Only the pictures stay out; every record is to be quoted exactly.

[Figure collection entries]
============================================================
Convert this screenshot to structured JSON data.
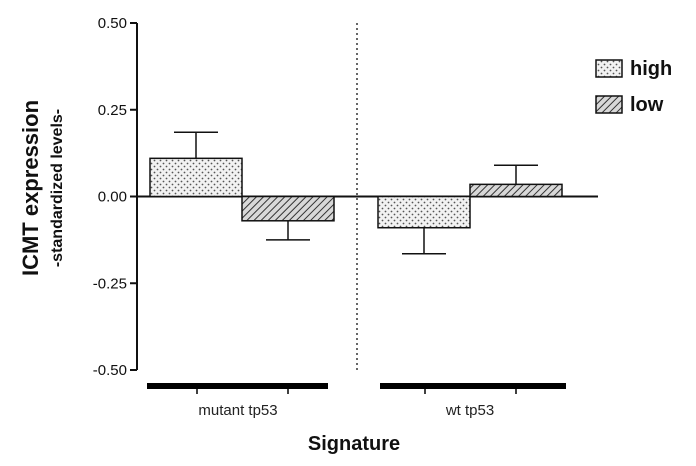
{
  "chart_data": {
    "type": "bar",
    "ylabel_main": "ICMT expression",
    "ylabel_sub": "-standardized levels-",
    "xlabel": "Signature",
    "ylim": [
      -0.5,
      0.5
    ],
    "yticks": [
      "0.50",
      "0.25",
      "0.00",
      "-0.25",
      "-0.50"
    ],
    "ytick_values": [
      0.5,
      0.25,
      0.0,
      -0.25,
      -0.5
    ],
    "categories": [
      "mutant tp53",
      "wt tp53"
    ],
    "series": [
      {
        "name": "high",
        "values": [
          0.11,
          -0.09
        ],
        "error": [
          0.075,
          0.075
        ],
        "pattern": "dots"
      },
      {
        "name": "low",
        "values": [
          -0.07,
          0.035
        ],
        "error": [
          0.055,
          0.055
        ],
        "pattern": "hatch"
      }
    ],
    "legend_position": "top-right",
    "group_separator": "dotted vertical line between groups"
  }
}
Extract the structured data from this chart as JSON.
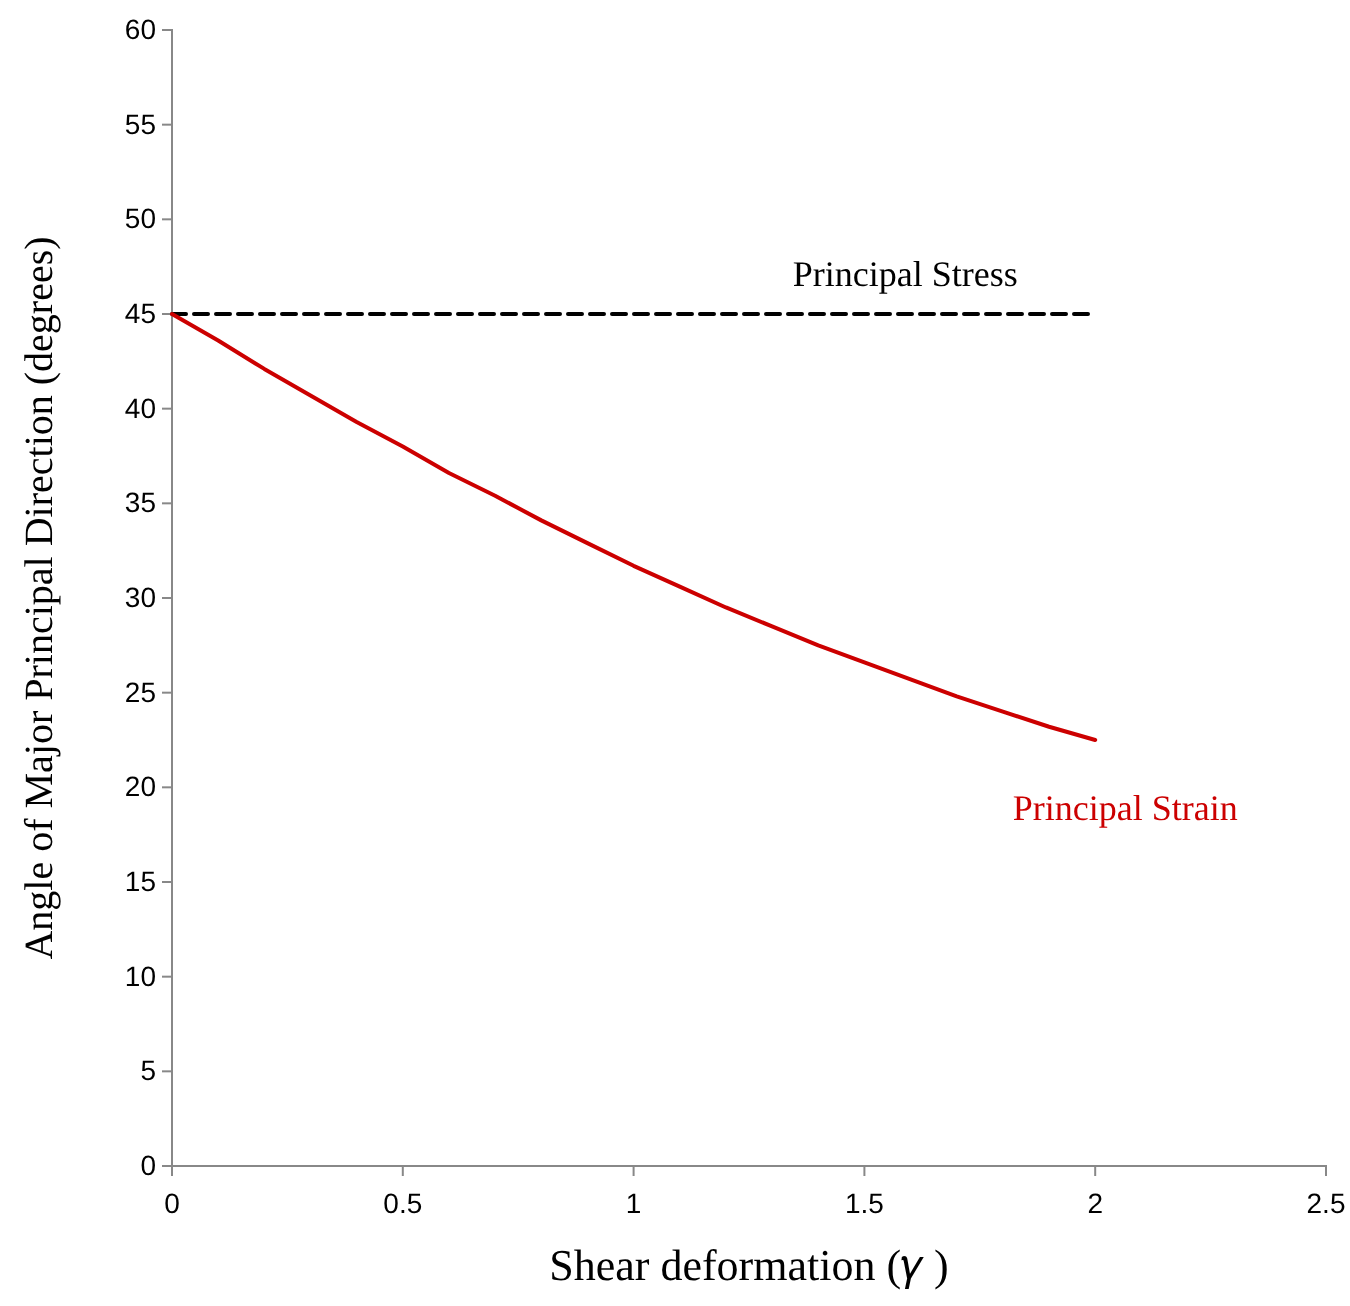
============================================================
— SOLUTION —
Convert this screenshot to structured JSON data.
{
  "chart_data": {
    "type": "bar",
    "ylabel_main": "ICMT expression",
    "ylabel_sub": "-standardized levels-",
    "xlabel": "Signature",
    "ylim": [
      -0.5,
      0.5
    ],
    "yticks": [
      "0.50",
      "0.25",
      "0.00",
      "-0.25",
      "-0.50"
    ],
    "ytick_values": [
      0.5,
      0.25,
      0.0,
      -0.25,
      -0.5
    ],
    "categories": [
      "mutant tp53",
      "wt tp53"
    ],
    "series": [
      {
        "name": "high",
        "values": [
          0.11,
          -0.09
        ],
        "error": [
          0.075,
          0.075
        ],
        "pattern": "dots"
      },
      {
        "name": "low",
        "values": [
          -0.07,
          0.035
        ],
        "error": [
          0.055,
          0.055
        ],
        "pattern": "hatch"
      }
    ],
    "legend_position": "top-right",
    "group_separator": "dotted vertical line between groups"
  }
}
Extract the structured data from this chart as JSON.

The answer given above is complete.